━━ GIVEN RECORDS ━━
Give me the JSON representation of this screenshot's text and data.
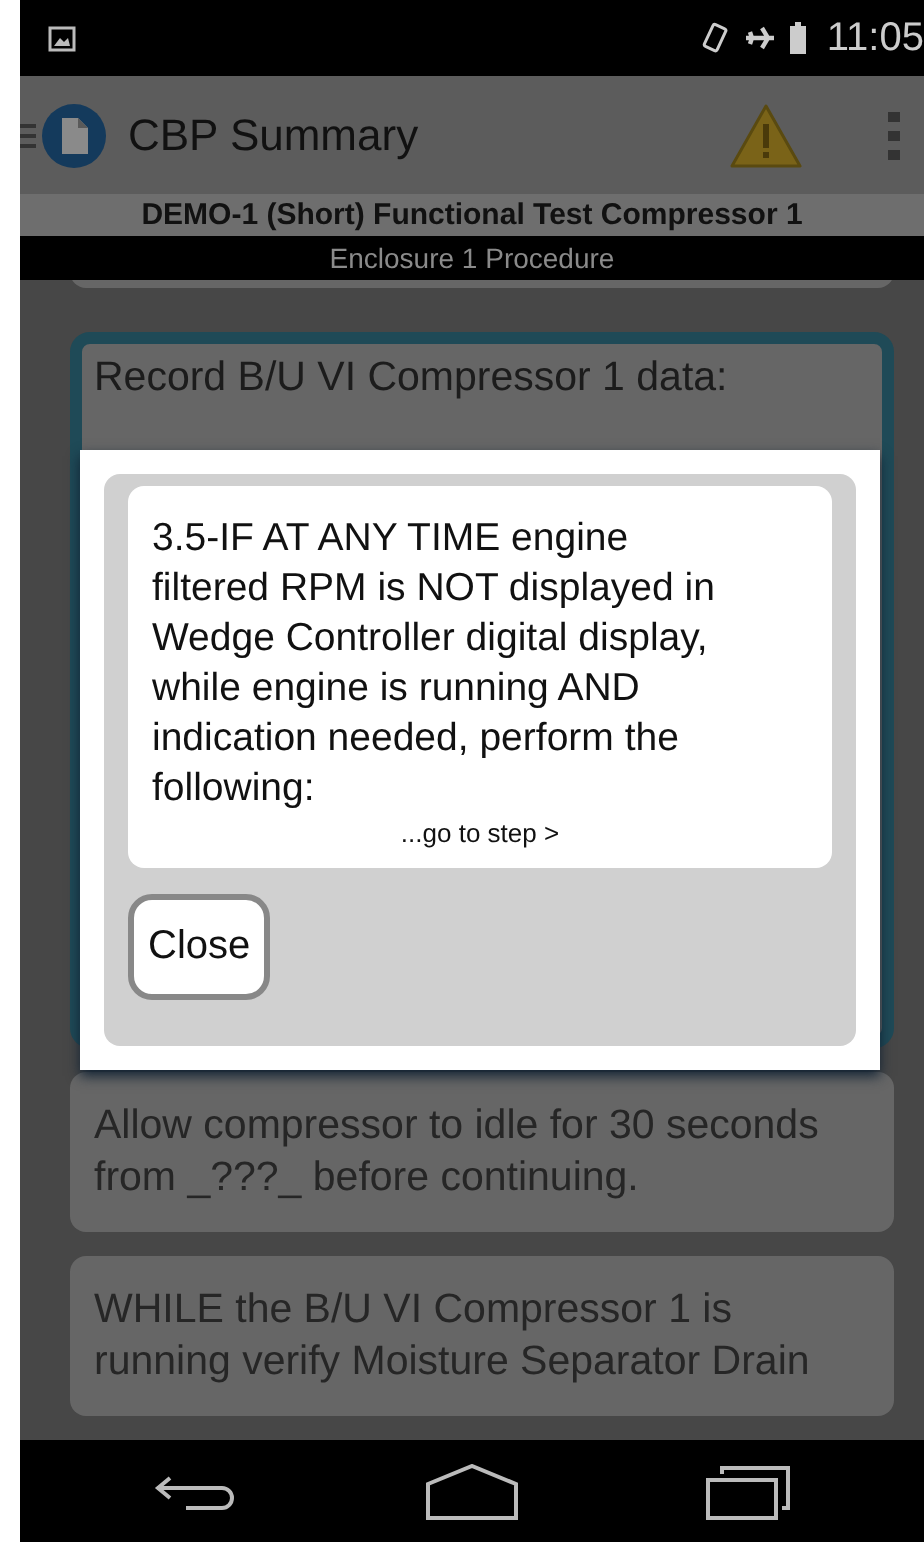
{
  "status_bar": {
    "time": "11:05"
  },
  "app_bar": {
    "title": "CBP Summary"
  },
  "header": {
    "title": "DEMO-1 (Short) Functional Test Compressor 1",
    "subtitle": "Enclosure 1 Procedure"
  },
  "steps": [
    {
      "kind": "partial"
    },
    {
      "kind": "active",
      "text": "Record B/U VI Compressor 1 data:"
    },
    {
      "kind": "normal",
      "text": "Allow compressor to idle for 30 seconds from _???_ before continuing."
    },
    {
      "kind": "normal",
      "text": "WHILE the B/U VI Compressor 1 is running verify Moisture Separator Drain"
    }
  ],
  "dialog": {
    "text": "3.5-IF AT ANY TIME engine filtered RPM is NOT displayed in Wedge Controller digital display, while engine is running AND indication needed, perform the following:",
    "link": "...go to step >",
    "button": "Close"
  }
}
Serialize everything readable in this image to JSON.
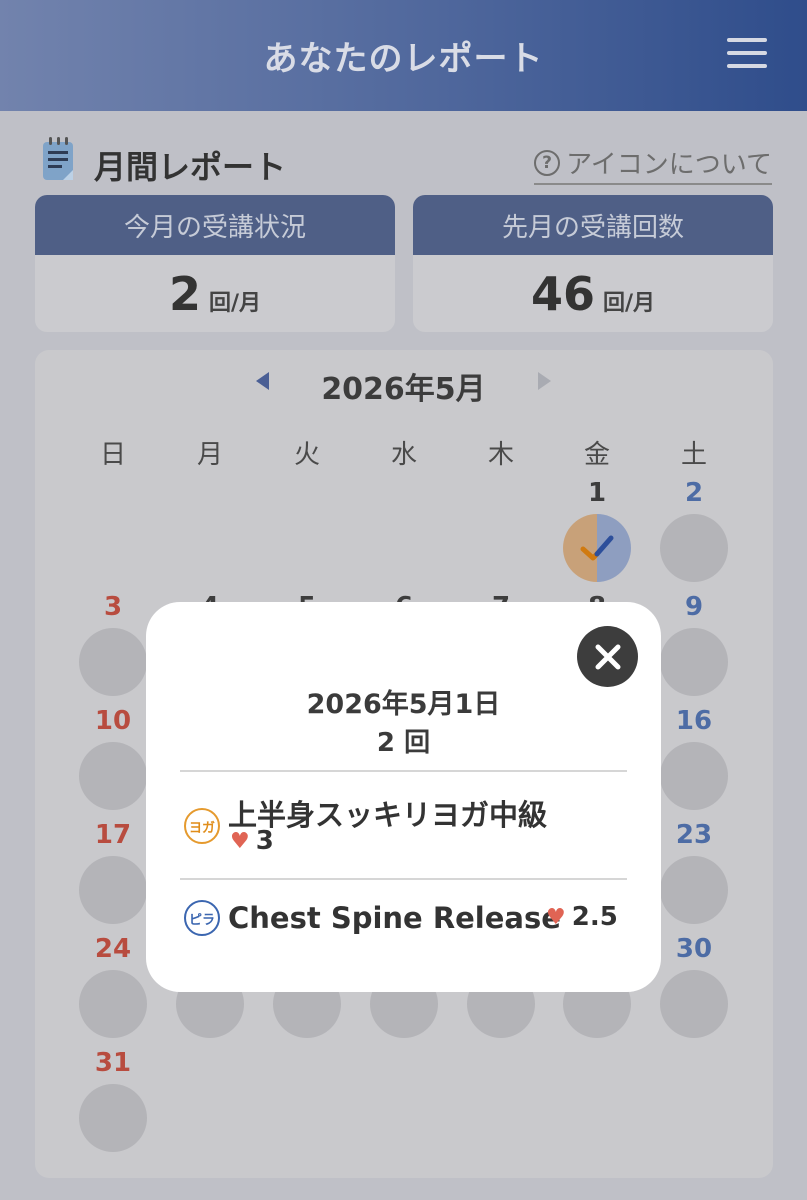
{
  "header": {
    "title": "あなたのレポート",
    "menu_icon": "hamburger-menu-icon"
  },
  "section": {
    "title": "月間レポート",
    "help_link": "アイコンについて",
    "help_icon": "question-circle-icon"
  },
  "stats": [
    {
      "label": "今月の受講状況",
      "value": "2",
      "unit": "回/月"
    },
    {
      "label": "先月の受講回数",
      "value": "46",
      "unit": "回/月"
    }
  ],
  "calendar": {
    "month_label": "2026年5月",
    "weekdays": [
      "日",
      "月",
      "火",
      "水",
      "木",
      "金",
      "土"
    ],
    "visible_days": [
      "1",
      "2",
      "3",
      "4",
      "5",
      "6",
      "7",
      "8",
      "9",
      "10",
      "16",
      "17",
      "23",
      "24",
      "30",
      "31"
    ],
    "completed_day": "1"
  },
  "popup": {
    "date": "2026年5月1日",
    "count": "2 回",
    "lessons": [
      {
        "badge": "ヨガ",
        "name": "上半身スッキリヨガ中級",
        "score": "3"
      },
      {
        "badge": "ピラ",
        "name": "Chest Spine Release",
        "score": "2.5"
      }
    ]
  },
  "colors": {
    "header_start": "#7283ad",
    "header_end": "#2f4d8b",
    "sunday": "#b84c3f",
    "saturday": "#4d6ca5",
    "yoga": "#e59a2e",
    "pilates": "#3b66b0",
    "heart": "#e06454"
  }
}
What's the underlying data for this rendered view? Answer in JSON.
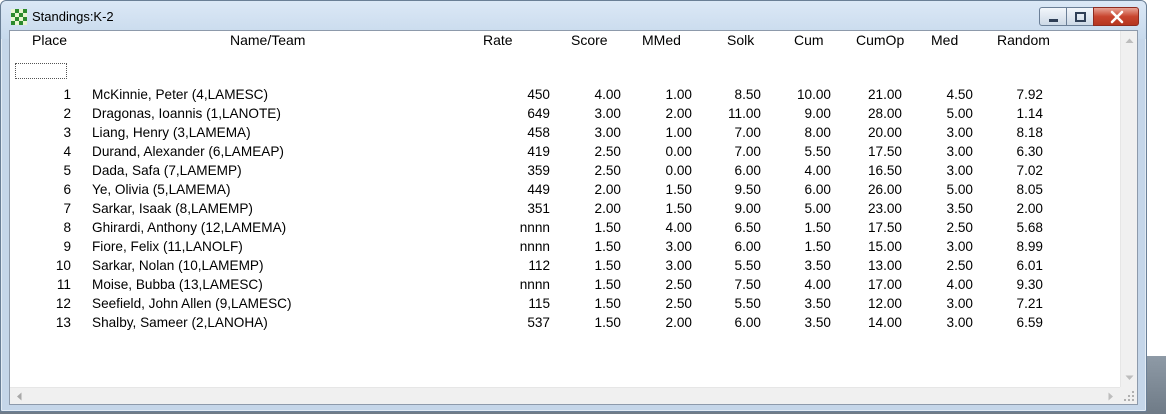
{
  "window": {
    "title": "Standings:K-2"
  },
  "columns": [
    "Place",
    "Name/Team",
    "Rate",
    "Score",
    "MMed",
    "Solk",
    "Cum",
    "CumOp",
    "Med",
    "Random"
  ],
  "rows": [
    {
      "place": "1",
      "name": "McKinnie, Peter (4,LAMESC)",
      "rate": "450",
      "score": "4.00",
      "mmed": "1.00",
      "solk": "8.50",
      "cum": "10.00",
      "cumop": "21.00",
      "med": "4.50",
      "random": "7.92"
    },
    {
      "place": "2",
      "name": "Dragonas, Ioannis (1,LANOTE)",
      "rate": "649",
      "score": "3.00",
      "mmed": "2.00",
      "solk": "11.00",
      "cum": "9.00",
      "cumop": "28.00",
      "med": "5.00",
      "random": "1.14"
    },
    {
      "place": "3",
      "name": "Liang, Henry (3,LAMEMA)",
      "rate": "458",
      "score": "3.00",
      "mmed": "1.00",
      "solk": "7.00",
      "cum": "8.00",
      "cumop": "20.00",
      "med": "3.00",
      "random": "8.18"
    },
    {
      "place": "4",
      "name": "Durand, Alexander (6,LAMEAP)",
      "rate": "419",
      "score": "2.50",
      "mmed": "0.00",
      "solk": "7.00",
      "cum": "5.50",
      "cumop": "17.50",
      "med": "3.00",
      "random": "6.30"
    },
    {
      "place": "5",
      "name": "Dada, Safa (7,LAMEMP)",
      "rate": "359",
      "score": "2.50",
      "mmed": "0.00",
      "solk": "6.00",
      "cum": "4.00",
      "cumop": "16.50",
      "med": "3.00",
      "random": "7.02"
    },
    {
      "place": "6",
      "name": "Ye, Olivia (5,LAMEMA)",
      "rate": "449",
      "score": "2.00",
      "mmed": "1.50",
      "solk": "9.50",
      "cum": "6.00",
      "cumop": "26.00",
      "med": "5.00",
      "random": "8.05"
    },
    {
      "place": "7",
      "name": "Sarkar, Isaak (8,LAMEMP)",
      "rate": "351",
      "score": "2.00",
      "mmed": "1.50",
      "solk": "9.00",
      "cum": "5.00",
      "cumop": "23.00",
      "med": "3.50",
      "random": "2.00"
    },
    {
      "place": "8",
      "name": "Ghirardi, Anthony (12,LAMEMA)",
      "rate": "nnnn",
      "score": "1.50",
      "mmed": "4.00",
      "solk": "6.50",
      "cum": "1.50",
      "cumop": "17.50",
      "med": "2.50",
      "random": "5.68"
    },
    {
      "place": "9",
      "name": "Fiore, Felix (11,LANOLF)",
      "rate": "nnnn",
      "score": "1.50",
      "mmed": "3.00",
      "solk": "6.00",
      "cum": "1.50",
      "cumop": "15.00",
      "med": "3.00",
      "random": "8.99"
    },
    {
      "place": "10",
      "name": "Sarkar, Nolan (10,LAMEMP)",
      "rate": "112",
      "score": "1.50",
      "mmed": "3.00",
      "solk": "5.50",
      "cum": "3.50",
      "cumop": "13.00",
      "med": "2.50",
      "random": "6.01"
    },
    {
      "place": "11",
      "name": "Moise, Bubba (13,LAMESC)",
      "rate": "nnnn",
      "score": "1.50",
      "mmed": "2.50",
      "solk": "7.50",
      "cum": "4.00",
      "cumop": "17.00",
      "med": "4.00",
      "random": "9.30"
    },
    {
      "place": "12",
      "name": "Seefield, John Allen (9,LAMESC)",
      "rate": "115",
      "score": "1.50",
      "mmed": "2.50",
      "solk": "5.50",
      "cum": "3.50",
      "cumop": "12.00",
      "med": "3.00",
      "random": "7.21"
    },
    {
      "place": "13",
      "name": "Shalby, Sameer (2,LANOHA)",
      "rate": "537",
      "score": "1.50",
      "mmed": "2.00",
      "solk": "6.00",
      "cum": "3.50",
      "cumop": "14.00",
      "med": "3.00",
      "random": "6.59"
    }
  ],
  "colors": {
    "titlebar": "#c7d9ec",
    "close_button": "#c8452f"
  },
  "icons": {
    "app": "chessboard-icon",
    "minimize": "minimize-icon",
    "maximize": "maximize-icon",
    "close": "close-icon"
  }
}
━━━
▶ _WHAT IS ASKED_
Report how many lines in the listing above include the word "LAMEMA". Give nothing but the number.

▶ _TASK ANSWER_
3